*To be done*.
Tally the lines that hold the string "Wife", and reply with the count alone.

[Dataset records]

——

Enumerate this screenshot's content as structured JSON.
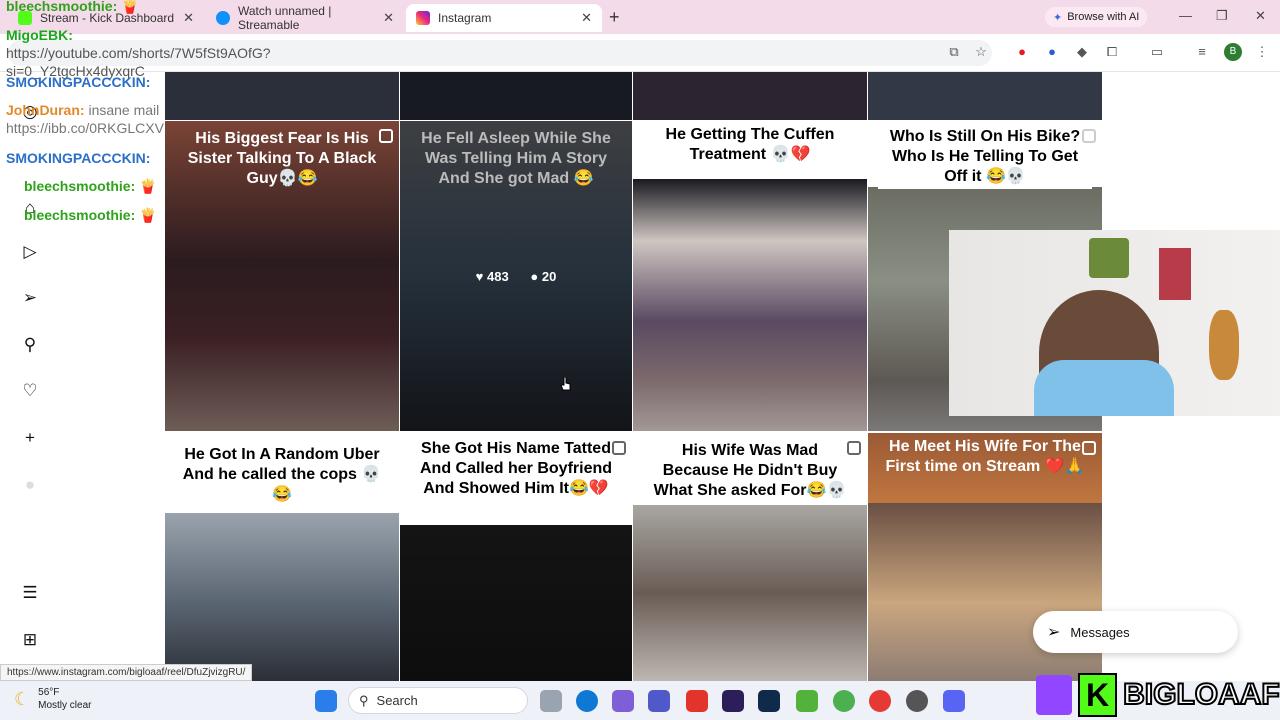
{
  "browser": {
    "tabs": [
      {
        "label": "Stream - Kick Dashboard",
        "color": "#53fc18"
      },
      {
        "label": "Watch unnamed | Streamable",
        "color": "#0f90fa"
      },
      {
        "label": "Instagram",
        "color": "#d62976"
      }
    ],
    "new_tab": "+",
    "browse_ai": "Browse with AI",
    "minimize": "—",
    "restore": "❐",
    "close": "✕",
    "profile_initial": "B"
  },
  "stream_chat": [
    {
      "user": "bleechsmoothie:",
      "text": "🍟",
      "color": "#2fa31b"
    },
    {
      "user": "MigoEBK:",
      "text": "https://youtube.com/shorts/7W5fSt9AOfG?si=0_Y2tgcHx4dyxqrC",
      "color": "#19a81a"
    },
    {
      "user": "SMOKINGPACCCKIN:",
      "text": "",
      "color": "#2b6fc9"
    },
    {
      "user": "JohnDuran:",
      "text": "insane mail https://ibb.co/0RKGLCXV",
      "color": "#e2892b"
    },
    {
      "user": "SMOKINGPACCCKIN:",
      "text": "",
      "color": "#2b6fc9"
    },
    {
      "user": "bleechsmoothie:",
      "text": "🍟",
      "color": "#2fa31b"
    },
    {
      "user": "bleechsmoothie:",
      "text": "🍟",
      "color": "#2fa31b"
    }
  ],
  "instagram": {
    "tiles": [
      {
        "caption": "His Biggest Fear Is His Sister Talking To A Black Guy💀😂"
      },
      {
        "caption": "He Fell Asleep While She Was Telling Him A Story And She got Mad 😂",
        "likes": "483",
        "comments": "20"
      },
      {
        "caption": "He Getting The Cuffen Treatment 💀💔"
      },
      {
        "caption": "Who Is Still On His Bike? Who Is He Telling To Get Off it 😂💀"
      },
      {
        "caption": "He Got In A Random Uber And he called the cops 💀 😂"
      },
      {
        "caption": "She Got His Name Tatted And Called her Boyfriend And Showed Him It😂💔"
      },
      {
        "caption": "His Wife Was Mad Because He Didn't Buy What She asked For😂💀"
      },
      {
        "caption": "He Meet His Wife For The First time on Stream ❤️🙏"
      }
    ],
    "messages_label": "Messages"
  },
  "status_url": "https://www.instagram.com/bigloaaf/reel/DfuZjvizgRU/",
  "taskbar": {
    "weather_temp": "56°F",
    "weather_desc": "Mostly clear",
    "search_placeholder": "Search"
  },
  "overlay": {
    "brand_letter": "K",
    "brand_name": "BIGLOAAF"
  }
}
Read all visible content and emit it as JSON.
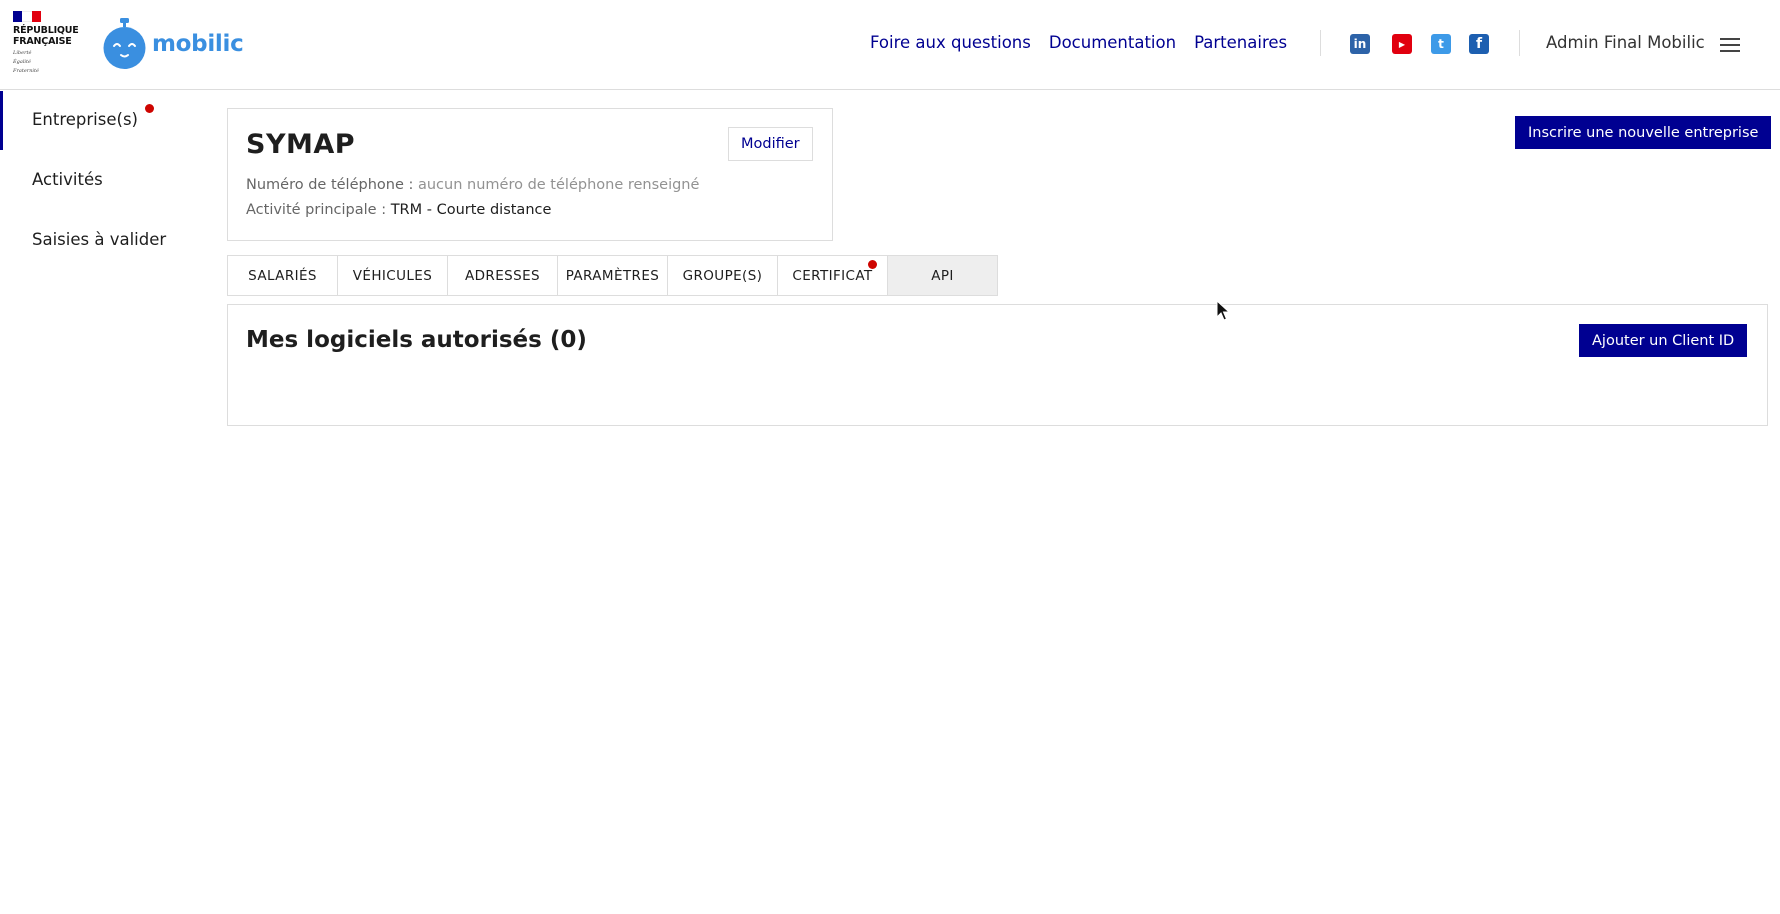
{
  "header": {
    "gov_logo": {
      "lines": [
        "RÉPUBLIQUE",
        "FRANÇAISE"
      ],
      "motto": [
        "Liberté",
        "Égalité",
        "Fraternité"
      ],
      "flag_colors": [
        "#000091",
        "#ffffff",
        "#e1000f"
      ]
    },
    "brand": {
      "name": "mobilic",
      "color": "#3a8fe0",
      "icon": "stopwatch-face-icon"
    },
    "nav_links": [
      "Foire aux questions",
      "Documentation",
      "Partenaires"
    ],
    "social": [
      {
        "name": "linkedin-icon",
        "glyph": "in",
        "color": "#2d63a8"
      },
      {
        "name": "youtube-icon",
        "glyph": "▶",
        "color": "#e1000f"
      },
      {
        "name": "twitter-icon",
        "glyph": "t",
        "color": "#3d9ae8"
      },
      {
        "name": "facebook-icon",
        "glyph": "f",
        "color": "#1d5fb0"
      }
    ],
    "user_name": "Admin Final Mobilic",
    "menu_icon": "hamburger-menu-icon"
  },
  "sidebar": {
    "items": [
      {
        "label": "Entreprise(s)",
        "active": true,
        "notification": true
      },
      {
        "label": "Activités",
        "active": false,
        "notification": false
      },
      {
        "label": "Saisies à valider",
        "active": false,
        "notification": false
      }
    ]
  },
  "company": {
    "name": "SYMAP",
    "edit_label": "Modifier",
    "phone_label": "Numéro de téléphone : ",
    "phone_value": "aucun numéro de téléphone renseigné",
    "activity_label": "Activité principale : ",
    "activity_value": "TRM - Courte distance"
  },
  "register_button": "Inscrire une nouvelle entreprise",
  "tabs": [
    {
      "label": "SALARIÉS",
      "active": false,
      "notification": false
    },
    {
      "label": "VÉHICULES",
      "active": false,
      "notification": false
    },
    {
      "label": "ADRESSES",
      "active": false,
      "notification": false
    },
    {
      "label": "PARAMÈTRES",
      "active": false,
      "notification": false
    },
    {
      "label": "GROUPE(S)",
      "active": false,
      "notification": false
    },
    {
      "label": "CERTIFICAT",
      "active": false,
      "notification": true
    },
    {
      "label": "API",
      "active": true,
      "notification": false
    }
  ],
  "api_panel": {
    "title": "Mes logiciels autorisés (0)",
    "add_button": "Ajouter un Client ID"
  },
  "colors": {
    "primary": "#000091",
    "notification": "#ce0500",
    "border": "#dddddd"
  }
}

——

*Answer for the task*.
2